# [EXERCISE DESCRIPTION]
Go through the records and show each line where the word "name" occurs.

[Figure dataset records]
►

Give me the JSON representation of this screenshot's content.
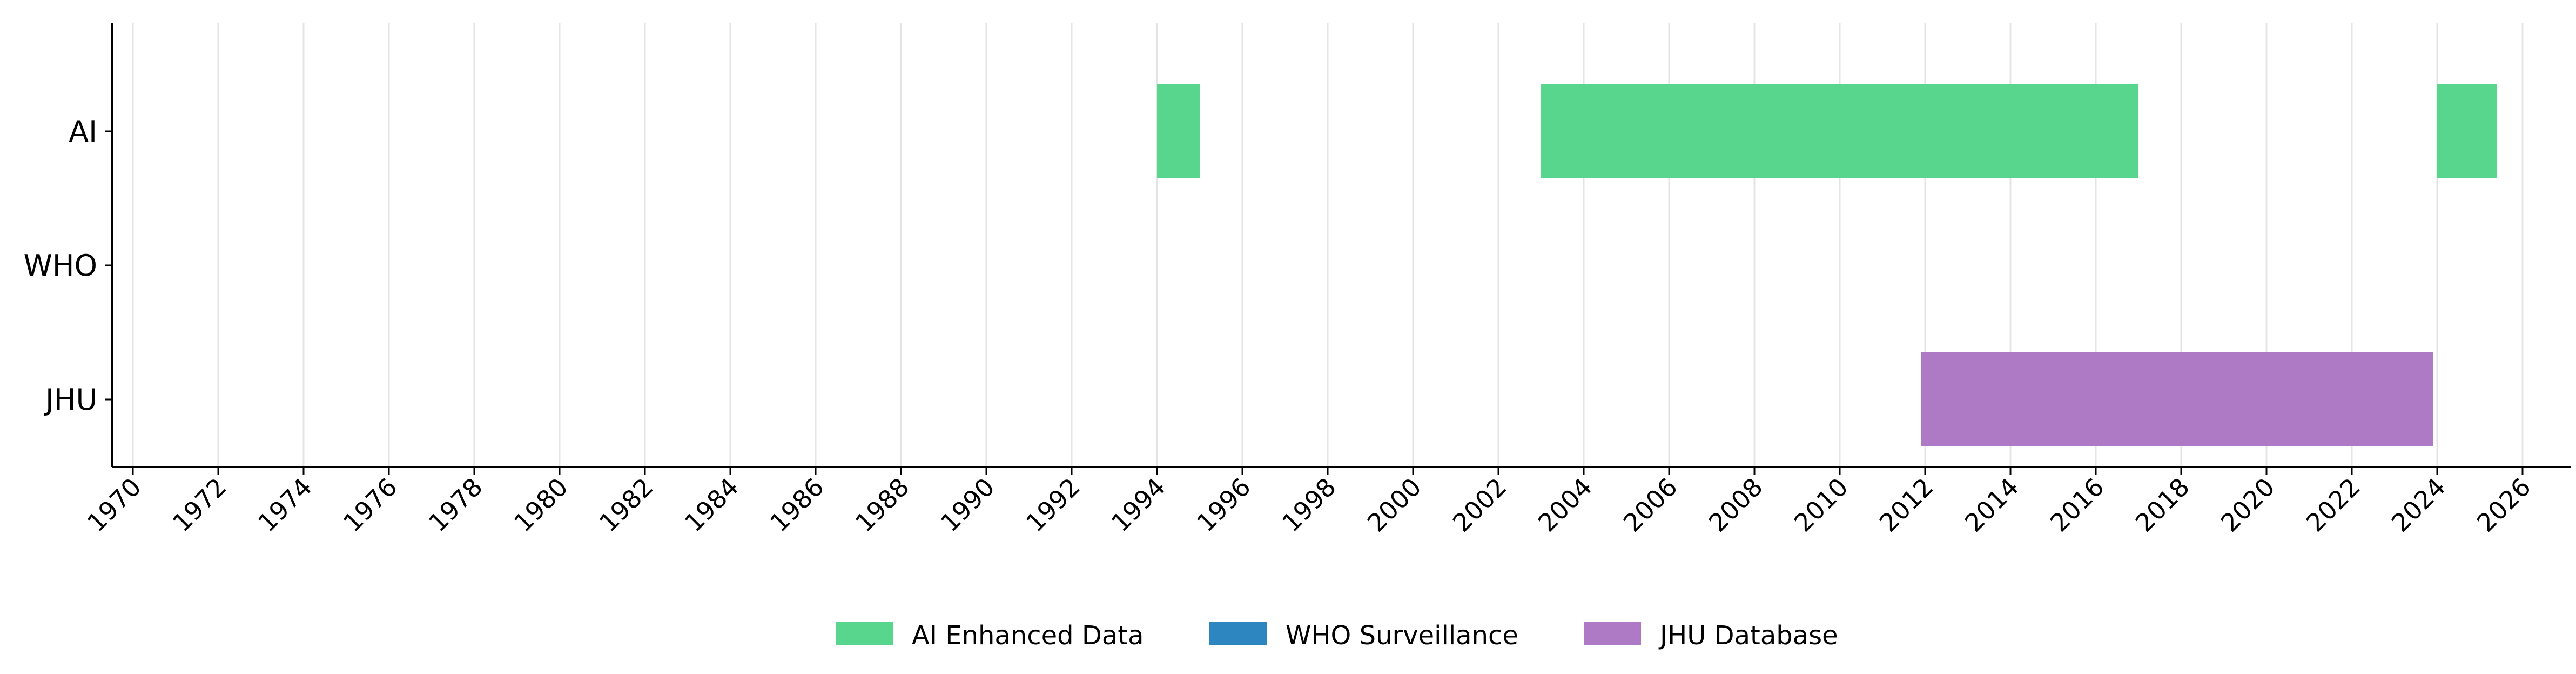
{
  "chart_data": {
    "type": "gantt",
    "title": "",
    "xlabel": "",
    "ylabel": "",
    "xlim": [
      1969.5,
      2026.5
    ],
    "x_ticks": [
      "1970",
      "1972",
      "1974",
      "1976",
      "1978",
      "1980",
      "1982",
      "1984",
      "1986",
      "1988",
      "1990",
      "1992",
      "1994",
      "1996",
      "1998",
      "2000",
      "2002",
      "2004",
      "2006",
      "2008",
      "2010",
      "2012",
      "2014",
      "2016",
      "2018",
      "2020",
      "2022",
      "2024",
      "2026"
    ],
    "categories": [
      "AI",
      "WHO",
      "JHU"
    ],
    "grid": true,
    "legend_position": "bottom-center",
    "series": [
      {
        "name": "AI Enhanced Data",
        "category": "AI",
        "color": "#58d68d",
        "intervals": [
          [
            1994.0,
            1995.0
          ],
          [
            2003.0,
            2017.0
          ],
          [
            2024.0,
            2025.4
          ]
        ]
      },
      {
        "name": "WHO Surveillance",
        "category": "WHO",
        "color": "#2e86c1",
        "intervals": []
      },
      {
        "name": "JHU Database",
        "category": "JHU",
        "color": "#af7ac5",
        "intervals": [
          [
            2011.9,
            2023.9
          ]
        ]
      }
    ]
  }
}
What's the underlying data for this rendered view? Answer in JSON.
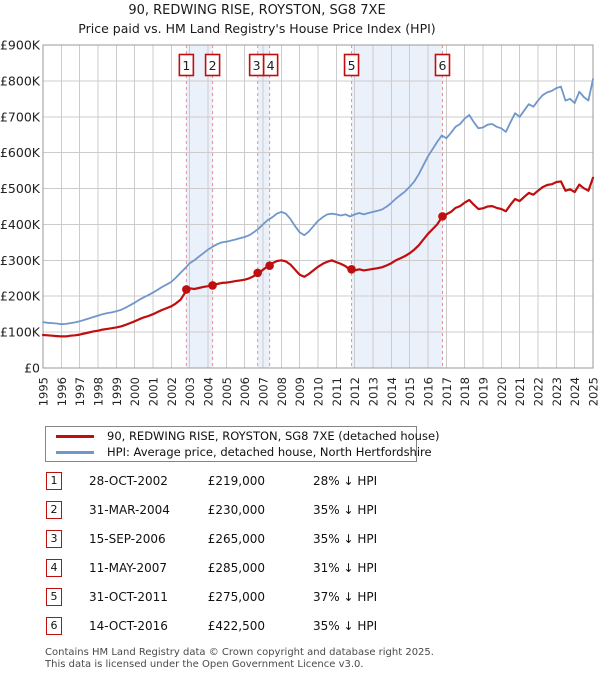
{
  "page": {
    "title": "90, REDWING RISE, ROYSTON, SG8 7XE",
    "subtitle": "Price paid vs. HM Land Registry's House Price Index (HPI)"
  },
  "chart_data": {
    "type": "line",
    "title": "90, REDWING RISE, ROYSTON, SG8 7XE",
    "subtitle": "Price paid vs. HM Land Registry's House Price Index (HPI)",
    "grid": true,
    "legend_position": "bottom",
    "x_axis": {
      "tick_labels": [
        "1995",
        "1996",
        "1997",
        "1998",
        "1999",
        "2000",
        "2001",
        "2002",
        "2003",
        "2004",
        "2005",
        "2006",
        "2007",
        "2008",
        "2009",
        "2010",
        "2011",
        "2012",
        "2013",
        "2014",
        "2015",
        "2016",
        "2017",
        "2018",
        "2019",
        "2020",
        "2021",
        "2022",
        "2023",
        "2024",
        "2025"
      ]
    },
    "y_axis": {
      "unit": "£K",
      "max": 900,
      "ticks": [
        {
          "value": 0,
          "label": "£0"
        },
        {
          "value": 100,
          "label": "£100K"
        },
        {
          "value": 200,
          "label": "£200K"
        },
        {
          "value": 300,
          "label": "£300K"
        },
        {
          "value": 400,
          "label": "£400K"
        },
        {
          "value": 500,
          "label": "£500K"
        },
        {
          "value": 600,
          "label": "£600K"
        },
        {
          "value": 700,
          "label": "£700K"
        },
        {
          "value": 800,
          "label": "£800K"
        },
        {
          "value": 900,
          "label": "£900K"
        }
      ]
    },
    "series": [
      {
        "name": "hpi",
        "legend": "HPI: Average price, detached house, North Hertfordshire",
        "color": "#7097cb",
        "x_start": 1995,
        "x_step": 0.25,
        "values_k": [
          128,
          126,
          125,
          124,
          122,
          123,
          125,
          127,
          130,
          134,
          138,
          142,
          146,
          150,
          153,
          155,
          158,
          162,
          168,
          175,
          182,
          190,
          197,
          203,
          210,
          218,
          226,
          233,
          240,
          252,
          265,
          278,
          292,
          300,
          310,
          320,
          330,
          338,
          345,
          350,
          352,
          355,
          358,
          362,
          365,
          370,
          378,
          388,
          400,
          412,
          420,
          430,
          435,
          430,
          415,
          395,
          378,
          370,
          380,
          395,
          410,
          420,
          428,
          430,
          428,
          425,
          428,
          422,
          428,
          432,
          428,
          432,
          435,
          438,
          442,
          450,
          460,
          472,
          482,
          492,
          505,
          520,
          540,
          565,
          590,
          610,
          630,
          648,
          640,
          655,
          672,
          680,
          695,
          705,
          685,
          668,
          670,
          678,
          680,
          672,
          668,
          658,
          685,
          710,
          700,
          718,
          735,
          728,
          745,
          760,
          768,
          772,
          780,
          784,
          745,
          750,
          738,
          770,
          755,
          745,
          805
        ]
      },
      {
        "name": "price-paid",
        "legend": "90, REDWING RISE, ROYSTON, SG8 7XE (detached house)",
        "color": "#c00d0d",
        "x_start": 1995,
        "x_step": 0.25,
        "values_k": [
          92,
          91,
          90,
          89,
          88,
          88,
          90,
          91,
          93,
          96,
          99,
          102,
          104,
          107,
          109,
          111,
          113,
          116,
          120,
          125,
          130,
          136,
          141,
          145,
          150,
          156,
          162,
          167,
          172,
          180,
          190,
          210,
          222,
          220,
          223,
          226,
          228,
          231,
          234,
          237,
          238,
          240,
          242,
          244,
          246,
          250,
          256,
          264,
          274,
          283,
          292,
          298,
          300,
          297,
          288,
          274,
          260,
          254,
          262,
          272,
          282,
          290,
          296,
          300,
          295,
          290,
          284,
          273,
          272,
          275,
          272,
          274,
          276,
          278,
          281,
          286,
          292,
          300,
          306,
          312,
          320,
          330,
          342,
          358,
          374,
          387,
          400,
          420,
          428,
          435,
          446,
          451,
          461,
          468,
          455,
          443,
          445,
          450,
          451,
          446,
          443,
          437,
          455,
          471,
          465,
          477,
          488,
          483,
          494,
          504,
          510,
          512,
          518,
          520,
          494,
          498,
          490,
          511,
          501,
          494,
          530
        ]
      }
    ],
    "sale_points": [
      {
        "label": "1",
        "year": 2002.82,
        "price_k": 219
      },
      {
        "label": "2",
        "year": 2004.25,
        "price_k": 230
      },
      {
        "label": "3",
        "year": 2006.71,
        "price_k": 265
      },
      {
        "label": "4",
        "year": 2007.36,
        "price_k": 285
      },
      {
        "label": "5",
        "year": 2011.83,
        "price_k": 275
      },
      {
        "label": "6",
        "year": 2016.79,
        "price_k": 422.5
      }
    ],
    "ownership_bands": [
      {
        "from": 2002.82,
        "to": 2004.25
      },
      {
        "from": 2006.71,
        "to": 2007.36
      },
      {
        "from": 2011.83,
        "to": 2016.79
      }
    ],
    "colors": {
      "grid": "#cccccc",
      "plot_border": "#999999",
      "band_fill": "#ebf1fa",
      "sale_dash_line": "#ef8e8e",
      "marker_border": "#c00d0d"
    }
  },
  "legend": {
    "items": [
      {
        "label": "90, REDWING RISE, ROYSTON, SG8 7XE (detached house)",
        "color": "#c00d0d"
      },
      {
        "label": "HPI: Average price, detached house, North Hertfordshire",
        "color": "#7097cb"
      }
    ]
  },
  "transactions": [
    {
      "num": "1",
      "date": "28-OCT-2002",
      "price": "£219,000",
      "vs_hpi": "28% ↓ HPI"
    },
    {
      "num": "2",
      "date": "31-MAR-2004",
      "price": "£230,000",
      "vs_hpi": "35% ↓ HPI"
    },
    {
      "num": "3",
      "date": "15-SEP-2006",
      "price": "£265,000",
      "vs_hpi": "35% ↓ HPI"
    },
    {
      "num": "4",
      "date": "11-MAY-2007",
      "price": "£285,000",
      "vs_hpi": "31% ↓ HPI"
    },
    {
      "num": "5",
      "date": "31-OCT-2011",
      "price": "£275,000",
      "vs_hpi": "37% ↓ HPI"
    },
    {
      "num": "6",
      "date": "14-OCT-2016",
      "price": "£422,500",
      "vs_hpi": "35% ↓ HPI"
    }
  ],
  "footer": {
    "line1": "Contains HM Land Registry data © Crown copyright and database right 2025.",
    "line2": "This data is licensed under the Open Government Licence v3.0."
  }
}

◄

# [OUTPUT OF THE TASK]
        "name": "AI Enhanced Data",
        "name": "WHO Surveillance",
        "name": "JHU Database",
        "name": "hpi",
        "name": "price-paid",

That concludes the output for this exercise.